**Aim**
Keep only the lines of the data below that contain "more", and copy them.

%%

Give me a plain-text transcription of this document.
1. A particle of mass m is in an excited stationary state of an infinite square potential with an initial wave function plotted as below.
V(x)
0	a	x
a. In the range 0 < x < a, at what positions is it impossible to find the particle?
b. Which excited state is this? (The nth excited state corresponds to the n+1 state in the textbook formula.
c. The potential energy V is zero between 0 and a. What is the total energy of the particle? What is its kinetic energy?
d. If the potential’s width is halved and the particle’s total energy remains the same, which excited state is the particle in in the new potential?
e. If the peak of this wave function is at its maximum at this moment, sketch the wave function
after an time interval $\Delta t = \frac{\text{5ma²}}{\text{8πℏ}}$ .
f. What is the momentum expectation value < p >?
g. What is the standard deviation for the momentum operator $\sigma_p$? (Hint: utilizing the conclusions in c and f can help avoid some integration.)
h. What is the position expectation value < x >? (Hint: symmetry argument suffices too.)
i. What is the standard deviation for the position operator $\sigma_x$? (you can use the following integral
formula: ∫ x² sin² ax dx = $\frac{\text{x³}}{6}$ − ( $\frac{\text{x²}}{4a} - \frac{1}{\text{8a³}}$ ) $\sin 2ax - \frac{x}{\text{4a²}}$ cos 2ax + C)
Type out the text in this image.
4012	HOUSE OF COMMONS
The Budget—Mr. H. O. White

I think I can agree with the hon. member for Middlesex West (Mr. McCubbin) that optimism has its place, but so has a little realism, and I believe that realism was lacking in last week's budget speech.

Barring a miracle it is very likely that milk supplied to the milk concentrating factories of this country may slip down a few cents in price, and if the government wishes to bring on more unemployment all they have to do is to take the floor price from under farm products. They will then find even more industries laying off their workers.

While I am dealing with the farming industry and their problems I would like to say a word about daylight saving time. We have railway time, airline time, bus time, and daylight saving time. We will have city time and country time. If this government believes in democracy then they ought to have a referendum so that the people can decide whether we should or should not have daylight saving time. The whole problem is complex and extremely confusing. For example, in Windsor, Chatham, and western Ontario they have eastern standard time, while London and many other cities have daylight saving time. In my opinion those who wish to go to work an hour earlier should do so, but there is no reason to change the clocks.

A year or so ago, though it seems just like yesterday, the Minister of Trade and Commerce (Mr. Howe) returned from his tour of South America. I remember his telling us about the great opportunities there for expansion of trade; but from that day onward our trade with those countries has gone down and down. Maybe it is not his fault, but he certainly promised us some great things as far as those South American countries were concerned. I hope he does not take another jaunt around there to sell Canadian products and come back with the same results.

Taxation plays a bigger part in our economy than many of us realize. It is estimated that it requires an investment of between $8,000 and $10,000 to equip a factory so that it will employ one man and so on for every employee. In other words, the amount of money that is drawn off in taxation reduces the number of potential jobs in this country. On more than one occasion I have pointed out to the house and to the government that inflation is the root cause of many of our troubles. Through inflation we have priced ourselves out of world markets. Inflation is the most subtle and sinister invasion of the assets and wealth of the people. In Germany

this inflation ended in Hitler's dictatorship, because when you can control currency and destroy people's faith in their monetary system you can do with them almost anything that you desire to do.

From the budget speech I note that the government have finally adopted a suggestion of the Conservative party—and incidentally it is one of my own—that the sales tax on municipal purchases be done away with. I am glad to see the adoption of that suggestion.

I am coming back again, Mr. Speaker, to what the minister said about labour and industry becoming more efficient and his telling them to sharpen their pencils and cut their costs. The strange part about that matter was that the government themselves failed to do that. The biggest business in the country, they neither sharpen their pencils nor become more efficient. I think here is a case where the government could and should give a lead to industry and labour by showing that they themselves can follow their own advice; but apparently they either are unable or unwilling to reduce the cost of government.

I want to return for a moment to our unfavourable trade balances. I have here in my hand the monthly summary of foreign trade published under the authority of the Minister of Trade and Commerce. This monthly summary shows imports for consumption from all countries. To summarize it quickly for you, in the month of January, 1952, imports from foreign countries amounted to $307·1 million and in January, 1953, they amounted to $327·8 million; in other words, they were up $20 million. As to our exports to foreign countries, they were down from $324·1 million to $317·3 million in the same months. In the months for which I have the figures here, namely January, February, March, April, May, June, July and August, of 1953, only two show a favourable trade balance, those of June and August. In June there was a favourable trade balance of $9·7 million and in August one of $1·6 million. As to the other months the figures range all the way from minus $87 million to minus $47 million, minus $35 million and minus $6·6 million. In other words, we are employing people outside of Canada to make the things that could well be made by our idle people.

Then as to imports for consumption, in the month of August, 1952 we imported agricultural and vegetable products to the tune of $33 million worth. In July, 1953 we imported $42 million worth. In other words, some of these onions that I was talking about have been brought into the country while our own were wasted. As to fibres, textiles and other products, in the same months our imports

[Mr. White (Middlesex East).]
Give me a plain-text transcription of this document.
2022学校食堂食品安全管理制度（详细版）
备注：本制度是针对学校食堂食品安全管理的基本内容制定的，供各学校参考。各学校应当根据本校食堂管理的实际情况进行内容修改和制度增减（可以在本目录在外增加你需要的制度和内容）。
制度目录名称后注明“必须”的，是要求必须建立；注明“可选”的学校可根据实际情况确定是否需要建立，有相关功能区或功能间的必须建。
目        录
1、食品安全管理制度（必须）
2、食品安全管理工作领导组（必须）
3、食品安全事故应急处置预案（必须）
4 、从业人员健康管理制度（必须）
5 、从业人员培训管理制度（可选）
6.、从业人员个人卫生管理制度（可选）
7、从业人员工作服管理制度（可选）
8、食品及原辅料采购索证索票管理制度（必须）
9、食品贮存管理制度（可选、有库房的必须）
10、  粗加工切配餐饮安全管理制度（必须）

%%

**Response for this exercise**
Barring a miracle it is very likely that milk supplied to the milk concentrating factories of this country may slip down a few cents in price, and if the government wishes to bring on more unemployment all they have to do is to take the floor price from under farm products. They will then find even more industries laying off their workers.
Taxation plays a bigger part in our economy than many of us realize. It is estimated that it requires an investment of between $8,000 and $10,000 to equip a factory so that it will employ one man and so on for every employee. In other words, the amount of money that is drawn off in taxation reduces the number of potential jobs in this country. On more than one occasion I have pointed out to the house and to the government that inflation is the root cause of many of our troubles. Through inflation we have priced ourselves out of world markets. Inflation is the most subtle and sinister invasion of the assets and wealth of the people. In Germany
I am coming back again, Mr. Speaker, to what the minister said about labour and industry becoming more efficient and his telling them to sharpen their pencils and cut their costs. The strange part about that matter was that the government themselves failed to do that. The biggest business in the country, they neither sharpen their pencils nor become more efficient. I think here is a case where the government could and should give a lead to industry and labour by showing that they themselves can follow their own advice; but apparently they either are unable or unwilling to reduce the cost of government.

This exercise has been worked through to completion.